EXERCISE GOAL:
Take the entries below and print all of them exactly, please.
☆ ☆ ☆ ☆ ☆ ☆ ☆
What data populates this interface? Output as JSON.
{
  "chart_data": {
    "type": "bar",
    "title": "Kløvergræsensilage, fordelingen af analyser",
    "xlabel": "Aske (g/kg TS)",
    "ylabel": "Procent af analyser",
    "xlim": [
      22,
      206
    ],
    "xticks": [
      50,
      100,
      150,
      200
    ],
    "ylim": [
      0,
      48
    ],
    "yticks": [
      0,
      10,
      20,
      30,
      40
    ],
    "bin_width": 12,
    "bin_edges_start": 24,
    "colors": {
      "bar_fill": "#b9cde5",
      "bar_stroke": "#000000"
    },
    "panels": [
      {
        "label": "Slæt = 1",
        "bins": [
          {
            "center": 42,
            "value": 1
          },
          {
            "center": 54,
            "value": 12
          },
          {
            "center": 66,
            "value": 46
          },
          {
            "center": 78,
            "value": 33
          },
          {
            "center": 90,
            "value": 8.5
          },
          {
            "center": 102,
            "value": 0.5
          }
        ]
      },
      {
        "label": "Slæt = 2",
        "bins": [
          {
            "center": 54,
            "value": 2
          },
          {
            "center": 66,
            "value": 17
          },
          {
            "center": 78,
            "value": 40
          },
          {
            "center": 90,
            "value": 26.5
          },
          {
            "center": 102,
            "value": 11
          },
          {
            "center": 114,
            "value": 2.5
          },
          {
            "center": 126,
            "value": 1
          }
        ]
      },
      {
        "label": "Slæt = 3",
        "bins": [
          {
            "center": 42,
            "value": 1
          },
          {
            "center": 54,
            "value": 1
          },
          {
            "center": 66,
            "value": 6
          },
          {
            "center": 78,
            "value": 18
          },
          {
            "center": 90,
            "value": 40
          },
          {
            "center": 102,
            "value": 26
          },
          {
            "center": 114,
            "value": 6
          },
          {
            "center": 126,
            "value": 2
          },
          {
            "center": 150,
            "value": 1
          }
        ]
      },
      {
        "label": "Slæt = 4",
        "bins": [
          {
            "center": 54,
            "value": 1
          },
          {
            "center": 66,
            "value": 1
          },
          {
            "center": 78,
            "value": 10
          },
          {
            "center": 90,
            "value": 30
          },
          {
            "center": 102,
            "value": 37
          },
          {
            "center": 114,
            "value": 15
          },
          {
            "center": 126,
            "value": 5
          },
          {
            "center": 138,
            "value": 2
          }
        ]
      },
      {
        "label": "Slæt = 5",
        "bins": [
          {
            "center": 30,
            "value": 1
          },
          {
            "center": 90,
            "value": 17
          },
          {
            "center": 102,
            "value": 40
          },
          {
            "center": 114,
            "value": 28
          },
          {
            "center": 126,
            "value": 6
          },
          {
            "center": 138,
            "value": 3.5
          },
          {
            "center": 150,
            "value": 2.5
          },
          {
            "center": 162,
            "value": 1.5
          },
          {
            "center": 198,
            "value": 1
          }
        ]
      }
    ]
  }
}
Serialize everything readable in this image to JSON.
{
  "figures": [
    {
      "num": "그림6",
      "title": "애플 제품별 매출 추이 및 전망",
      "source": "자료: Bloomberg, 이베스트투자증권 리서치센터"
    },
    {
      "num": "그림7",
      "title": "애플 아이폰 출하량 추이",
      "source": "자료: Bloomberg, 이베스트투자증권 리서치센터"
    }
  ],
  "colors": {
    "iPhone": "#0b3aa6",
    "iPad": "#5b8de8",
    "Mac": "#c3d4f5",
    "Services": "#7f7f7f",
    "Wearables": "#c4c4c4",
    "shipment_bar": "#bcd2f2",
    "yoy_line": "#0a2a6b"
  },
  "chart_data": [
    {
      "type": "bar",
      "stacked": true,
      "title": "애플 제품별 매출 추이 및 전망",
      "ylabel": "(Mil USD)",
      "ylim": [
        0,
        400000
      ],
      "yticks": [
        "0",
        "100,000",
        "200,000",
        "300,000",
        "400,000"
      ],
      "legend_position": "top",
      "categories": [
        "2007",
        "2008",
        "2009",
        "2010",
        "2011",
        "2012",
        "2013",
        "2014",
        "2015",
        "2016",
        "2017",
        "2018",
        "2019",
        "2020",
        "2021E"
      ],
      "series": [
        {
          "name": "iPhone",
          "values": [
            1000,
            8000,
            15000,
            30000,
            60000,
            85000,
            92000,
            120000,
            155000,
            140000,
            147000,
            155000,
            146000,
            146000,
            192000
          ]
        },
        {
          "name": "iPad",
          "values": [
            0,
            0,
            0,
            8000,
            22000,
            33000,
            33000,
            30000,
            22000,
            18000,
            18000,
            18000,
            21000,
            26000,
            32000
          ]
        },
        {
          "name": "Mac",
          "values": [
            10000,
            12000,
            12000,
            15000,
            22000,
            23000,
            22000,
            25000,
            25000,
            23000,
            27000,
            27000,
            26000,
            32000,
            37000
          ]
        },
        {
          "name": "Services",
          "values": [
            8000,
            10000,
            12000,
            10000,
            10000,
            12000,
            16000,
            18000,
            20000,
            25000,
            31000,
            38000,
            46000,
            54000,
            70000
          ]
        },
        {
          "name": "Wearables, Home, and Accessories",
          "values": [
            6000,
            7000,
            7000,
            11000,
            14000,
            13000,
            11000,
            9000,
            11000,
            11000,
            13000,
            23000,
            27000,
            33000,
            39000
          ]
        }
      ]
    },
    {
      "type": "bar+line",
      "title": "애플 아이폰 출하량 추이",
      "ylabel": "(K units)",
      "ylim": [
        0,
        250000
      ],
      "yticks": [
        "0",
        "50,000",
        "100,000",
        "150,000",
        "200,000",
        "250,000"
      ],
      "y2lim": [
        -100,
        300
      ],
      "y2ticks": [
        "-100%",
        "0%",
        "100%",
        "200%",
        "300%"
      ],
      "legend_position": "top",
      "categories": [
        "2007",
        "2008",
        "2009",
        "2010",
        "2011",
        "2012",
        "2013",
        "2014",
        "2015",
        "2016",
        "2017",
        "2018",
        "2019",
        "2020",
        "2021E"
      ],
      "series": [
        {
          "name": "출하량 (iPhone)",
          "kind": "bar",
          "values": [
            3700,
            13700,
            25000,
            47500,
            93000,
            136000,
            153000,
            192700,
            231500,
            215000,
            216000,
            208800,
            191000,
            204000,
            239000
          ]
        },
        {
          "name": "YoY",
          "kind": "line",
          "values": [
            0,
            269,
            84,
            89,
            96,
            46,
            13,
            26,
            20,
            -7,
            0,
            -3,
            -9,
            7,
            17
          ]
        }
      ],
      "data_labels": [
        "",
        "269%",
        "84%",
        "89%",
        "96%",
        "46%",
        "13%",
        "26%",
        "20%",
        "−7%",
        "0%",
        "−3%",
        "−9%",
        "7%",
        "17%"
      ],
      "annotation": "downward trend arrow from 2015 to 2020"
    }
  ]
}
☆ ☆ ☆ ☆ ☆ ☆ ☆
EXERCISE SOLUTION:
What data populates this interface? Output as JSON.
{
  "chart_data": {
    "type": "bar",
    "title": "Kløvergræsensilage, fordelingen af analyser",
    "xlabel": "Aske (g/kg TS)",
    "ylabel": "Procent af analyser",
    "xlim": [
      22,
      206
    ],
    "xticks": [
      50,
      100,
      150,
      200
    ],
    "ylim": [
      0,
      48
    ],
    "yticks": [
      0,
      10,
      20,
      30,
      40
    ],
    "bin_width": 12,
    "bin_edges_start": 24,
    "colors": {
      "bar_fill": "#b9cde5",
      "bar_stroke": "#000000"
    },
    "panels": [
      {
        "label": "Slæt = 1",
        "bins": [
          {
            "center": 42,
            "value": 1
          },
          {
            "center": 54,
            "value": 12
          },
          {
            "center": 66,
            "value": 46
          },
          {
            "center": 78,
            "value": 33
          },
          {
            "center": 90,
            "value": 8.5
          },
          {
            "center": 102,
            "value": 0.5
          }
        ]
      },
      {
        "label": "Slæt = 2",
        "bins": [
          {
            "center": 54,
            "value": 2
          },
          {
            "center": 66,
            "value": 17
          },
          {
            "center": 78,
            "value": 40
          },
          {
            "center": 90,
            "value": 26.5
          },
          {
            "center": 102,
            "value": 11
          },
          {
            "center": 114,
            "value": 2.5
          },
          {
            "center": 126,
            "value": 1
          }
        ]
      },
      {
        "label": "Slæt = 3",
        "bins": [
          {
            "center": 42,
            "value": 1
          },
          {
            "center": 54,
            "value": 1
          },
          {
            "center": 66,
            "value": 6
          },
          {
            "center": 78,
            "value": 18
          },
          {
            "center": 90,
            "value": 40
          },
          {
            "center": 102,
            "value": 26
          },
          {
            "center": 114,
            "value": 6
          },
          {
            "center": 126,
            "value": 2
          },
          {
            "center": 150,
            "value": 1
          }
        ]
      },
      {
        "label": "Slæt = 4",
        "bins": [
          {
            "center": 54,
            "value": 1
          },
          {
            "center": 66,
            "value": 1
          },
          {
            "center": 78,
            "value": 10
          },
          {
            "center": 90,
            "value": 30
          },
          {
            "center": 102,
            "value": 37
          },
          {
            "center": 114,
            "value": 15
          },
          {
            "center": 126,
            "value": 5
          },
          {
            "center": 138,
            "value": 2
          }
        ]
      },
      {
        "label": "Slæt = 5",
        "bins": [
          {
            "center": 30,
            "value": 1
          },
          {
            "center": 90,
            "value": 17
          },
          {
            "center": 102,
            "value": 40
          },
          {
            "center": 114,
            "value": 28
          },
          {
            "center": 126,
            "value": 6
          },
          {
            "center": 138,
            "value": 3.5
          },
          {
            "center": 150,
            "value": 2.5
          },
          {
            "center": 162,
            "value": 1.5
          },
          {
            "center": 198,
            "value": 1
          }
        ]
      }
    ]
  }
}
Serialize everything readable in this image to JSON.
{
  "figures": [
    {
      "num": "그림6",
      "title": "애플 제품별 매출 추이 및 전망",
      "source": "자료: Bloomberg, 이베스트투자증권 리서치센터"
    },
    {
      "num": "그림7",
      "title": "애플 아이폰 출하량 추이",
      "source": "자료: Bloomberg, 이베스트투자증권 리서치센터"
    }
  ],
  "colors": {
    "iPhone": "#0b3aa6",
    "iPad": "#5b8de8",
    "Mac": "#c3d4f5",
    "Services": "#7f7f7f",
    "Wearables": "#c4c4c4",
    "shipment_bar": "#bcd2f2",
    "yoy_line": "#0a2a6b"
  },
  "chart_data": [
    {
      "type": "bar",
      "stacked": true,
      "title": "애플 제품별 매출 추이 및 전망",
      "ylabel": "(Mil USD)",
      "ylim": [
        0,
        400000
      ],
      "yticks": [
        "0",
        "100,000",
        "200,000",
        "300,000",
        "400,000"
      ],
      "legend_position": "top",
      "categories": [
        "2007",
        "2008",
        "2009",
        "2010",
        "2011",
        "2012",
        "2013",
        "2014",
        "2015",
        "2016",
        "2017",
        "2018",
        "2019",
        "2020",
        "2021E"
      ],
      "series": [
        {
          "name": "iPhone",
          "values": [
            1000,
            8000,
            15000,
            30000,
            60000,
            85000,
            92000,
            120000,
            155000,
            140000,
            147000,
            155000,
            146000,
            146000,
            192000
          ]
        },
        {
          "name": "iPad",
          "values": [
            0,
            0,
            0,
            8000,
            22000,
            33000,
            33000,
            30000,
            22000,
            18000,
            18000,
            18000,
            21000,
            26000,
            32000
          ]
        },
        {
          "name": "Mac",
          "values": [
            10000,
            12000,
            12000,
            15000,
            22000,
            23000,
            22000,
            25000,
            25000,
            23000,
            27000,
            27000,
            26000,
            32000,
            37000
          ]
        },
        {
          "name": "Services",
          "values": [
            8000,
            10000,
            12000,
            10000,
            10000,
            12000,
            16000,
            18000,
            20000,
            25000,
            31000,
            38000,
            46000,
            54000,
            70000
          ]
        },
        {
          "name": "Wearables, Home, and Accessories",
          "values": [
            6000,
            7000,
            7000,
            11000,
            14000,
            13000,
            11000,
            9000,
            11000,
            11000,
            13000,
            23000,
            27000,
            33000,
            39000
          ]
        }
      ]
    },
    {
      "type": "bar+line",
      "title": "애플 아이폰 출하량 추이",
      "ylabel": "(K units)",
      "ylim": [
        0,
        250000
      ],
      "yticks": [
        "0",
        "50,000",
        "100,000",
        "150,000",
        "200,000",
        "250,000"
      ],
      "y2lim": [
        -100,
        300
      ],
      "y2ticks": [
        "-100%",
        "0%",
        "100%",
        "200%",
        "300%"
      ],
      "legend_position": "top",
      "categories": [
        "2007",
        "2008",
        "2009",
        "2010",
        "2011",
        "2012",
        "2013",
        "2014",
        "2015",
        "2016",
        "2017",
        "2018",
        "2019",
        "2020",
        "2021E"
      ],
      "series": [
        {
          "name": "출하량 (iPhone)",
          "kind": "bar",
          "values": [
            3700,
            13700,
            25000,
            47500,
            93000,
            136000,
            153000,
            192700,
            231500,
            215000,
            216000,
            208800,
            191000,
            204000,
            239000
          ]
        },
        {
          "name": "YoY",
          "kind": "line",
          "values": [
            0,
            269,
            84,
            89,
            96,
            46,
            13,
            26,
            20,
            -7,
            0,
            -3,
            -9,
            7,
            17
          ]
        }
      ],
      "data_labels": [
        "",
        "269%",
        "84%",
        "89%",
        "96%",
        "46%",
        "13%",
        "26%",
        "20%",
        "−7%",
        "0%",
        "−3%",
        "−9%",
        "7%",
        "17%"
      ],
      "annotation": "downward trend arrow from 2015 to 2020"
    }
  ]
}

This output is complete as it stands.